Repeat every record below exactly as written.

Entries with figure data
* start *
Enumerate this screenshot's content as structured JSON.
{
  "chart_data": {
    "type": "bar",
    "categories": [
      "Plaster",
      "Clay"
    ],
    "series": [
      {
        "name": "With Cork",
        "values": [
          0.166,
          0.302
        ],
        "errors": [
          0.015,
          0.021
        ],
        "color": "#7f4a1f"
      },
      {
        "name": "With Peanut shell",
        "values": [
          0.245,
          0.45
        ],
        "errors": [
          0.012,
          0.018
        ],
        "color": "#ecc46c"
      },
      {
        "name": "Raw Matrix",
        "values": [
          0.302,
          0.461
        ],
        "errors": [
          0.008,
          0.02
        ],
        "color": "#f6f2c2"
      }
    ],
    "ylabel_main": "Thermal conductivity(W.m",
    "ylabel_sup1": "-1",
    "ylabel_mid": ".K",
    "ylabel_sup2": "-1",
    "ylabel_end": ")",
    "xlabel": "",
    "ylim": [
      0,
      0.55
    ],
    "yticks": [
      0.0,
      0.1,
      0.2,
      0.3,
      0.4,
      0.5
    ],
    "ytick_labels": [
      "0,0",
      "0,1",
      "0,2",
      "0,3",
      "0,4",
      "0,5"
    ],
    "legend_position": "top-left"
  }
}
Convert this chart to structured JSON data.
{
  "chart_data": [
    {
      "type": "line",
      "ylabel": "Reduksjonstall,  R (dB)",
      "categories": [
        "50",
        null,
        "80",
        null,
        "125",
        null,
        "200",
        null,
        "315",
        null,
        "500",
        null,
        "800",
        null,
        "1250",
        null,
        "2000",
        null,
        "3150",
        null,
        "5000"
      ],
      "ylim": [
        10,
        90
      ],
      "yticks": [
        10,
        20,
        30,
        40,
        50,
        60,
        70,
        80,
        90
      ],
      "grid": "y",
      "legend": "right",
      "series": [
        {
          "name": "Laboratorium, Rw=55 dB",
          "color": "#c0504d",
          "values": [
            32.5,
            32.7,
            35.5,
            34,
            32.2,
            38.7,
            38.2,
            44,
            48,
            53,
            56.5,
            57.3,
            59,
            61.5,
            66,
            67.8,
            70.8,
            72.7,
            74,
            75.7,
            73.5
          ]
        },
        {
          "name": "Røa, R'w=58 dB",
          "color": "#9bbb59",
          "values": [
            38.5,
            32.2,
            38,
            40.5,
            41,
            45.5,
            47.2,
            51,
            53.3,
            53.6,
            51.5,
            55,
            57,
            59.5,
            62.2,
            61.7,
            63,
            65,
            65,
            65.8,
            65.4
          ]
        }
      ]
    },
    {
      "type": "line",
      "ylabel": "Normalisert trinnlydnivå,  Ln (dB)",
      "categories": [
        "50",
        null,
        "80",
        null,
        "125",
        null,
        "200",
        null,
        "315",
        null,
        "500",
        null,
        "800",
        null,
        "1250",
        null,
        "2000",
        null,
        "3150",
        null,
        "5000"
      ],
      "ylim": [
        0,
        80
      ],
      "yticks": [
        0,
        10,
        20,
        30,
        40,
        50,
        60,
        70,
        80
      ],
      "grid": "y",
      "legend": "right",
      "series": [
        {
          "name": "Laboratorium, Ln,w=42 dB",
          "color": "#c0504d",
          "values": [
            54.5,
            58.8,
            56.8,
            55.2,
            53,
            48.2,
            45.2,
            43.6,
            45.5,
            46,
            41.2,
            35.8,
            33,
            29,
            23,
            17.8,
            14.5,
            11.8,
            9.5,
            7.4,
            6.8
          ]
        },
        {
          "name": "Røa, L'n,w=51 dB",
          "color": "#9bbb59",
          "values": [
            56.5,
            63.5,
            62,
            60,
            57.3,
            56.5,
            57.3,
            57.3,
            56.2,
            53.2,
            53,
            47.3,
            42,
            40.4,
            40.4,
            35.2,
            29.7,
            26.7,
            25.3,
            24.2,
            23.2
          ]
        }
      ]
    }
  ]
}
* end *
Exercise response:
Enumerate this screenshot's content as structured JSON.
{
  "chart_data": {
    "type": "bar",
    "categories": [
      "Plaster",
      "Clay"
    ],
    "series": [
      {
        "name": "With Cork",
        "values": [
          0.166,
          0.302
        ],
        "errors": [
          0.015,
          0.021
        ],
        "color": "#7f4a1f"
      },
      {
        "name": "With Peanut shell",
        "values": [
          0.245,
          0.45
        ],
        "errors": [
          0.012,
          0.018
        ],
        "color": "#ecc46c"
      },
      {
        "name": "Raw Matrix",
        "values": [
          0.302,
          0.461
        ],
        "errors": [
          0.008,
          0.02
        ],
        "color": "#f6f2c2"
      }
    ],
    "ylabel_main": "Thermal conductivity(W.m",
    "ylabel_sup1": "-1",
    "ylabel_mid": ".K",
    "ylabel_sup2": "-1",
    "ylabel_end": ")",
    "xlabel": "",
    "ylim": [
      0,
      0.55
    ],
    "yticks": [
      0.0,
      0.1,
      0.2,
      0.3,
      0.4,
      0.5
    ],
    "ytick_labels": [
      "0,0",
      "0,1",
      "0,2",
      "0,3",
      "0,4",
      "0,5"
    ],
    "legend_position": "top-left"
  }
}
Convert this chart to structured JSON data.
{
  "chart_data": [
    {
      "type": "line",
      "ylabel": "Reduksjonstall,  R (dB)",
      "categories": [
        "50",
        null,
        "80",
        null,
        "125",
        null,
        "200",
        null,
        "315",
        null,
        "500",
        null,
        "800",
        null,
        "1250",
        null,
        "2000",
        null,
        "3150",
        null,
        "5000"
      ],
      "ylim": [
        10,
        90
      ],
      "yticks": [
        10,
        20,
        30,
        40,
        50,
        60,
        70,
        80,
        90
      ],
      "grid": "y",
      "legend": "right",
      "series": [
        {
          "name": "Laboratorium, Rw=55 dB",
          "color": "#c0504d",
          "values": [
            32.5,
            32.7,
            35.5,
            34,
            32.2,
            38.7,
            38.2,
            44,
            48,
            53,
            56.5,
            57.3,
            59,
            61.5,
            66,
            67.8,
            70.8,
            72.7,
            74,
            75.7,
            73.5
          ]
        },
        {
          "name": "Røa, R'w=58 dB",
          "color": "#9bbb59",
          "values": [
            38.5,
            32.2,
            38,
            40.5,
            41,
            45.5,
            47.2,
            51,
            53.3,
            53.6,
            51.5,
            55,
            57,
            59.5,
            62.2,
            61.7,
            63,
            65,
            65,
            65.8,
            65.4
          ]
        }
      ]
    },
    {
      "type": "line",
      "ylabel": "Normalisert trinnlydnivå,  Ln (dB)",
      "categories": [
        "50",
        null,
        "80",
        null,
        "125",
        null,
        "200",
        null,
        "315",
        null,
        "500",
        null,
        "800",
        null,
        "1250",
        null,
        "2000",
        null,
        "3150",
        null,
        "5000"
      ],
      "ylim": [
        0,
        80
      ],
      "yticks": [
        0,
        10,
        20,
        30,
        40,
        50,
        60,
        70,
        80
      ],
      "grid": "y",
      "legend": "right",
      "series": [
        {
          "name": "Laboratorium, Ln,w=42 dB",
          "color": "#c0504d",
          "values": [
            54.5,
            58.8,
            56.8,
            55.2,
            53,
            48.2,
            45.2,
            43.6,
            45.5,
            46,
            41.2,
            35.8,
            33,
            29,
            23,
            17.8,
            14.5,
            11.8,
            9.5,
            7.4,
            6.8
          ]
        },
        {
          "name": "Røa, L'n,w=51 dB",
          "color": "#9bbb59",
          "values": [
            56.5,
            63.5,
            62,
            60,
            57.3,
            56.5,
            57.3,
            57.3,
            56.2,
            53.2,
            53,
            47.3,
            42,
            40.4,
            40.4,
            35.2,
            29.7,
            26.7,
            25.3,
            24.2,
            23.2
          ]
        }
      ]
    }
  ]
}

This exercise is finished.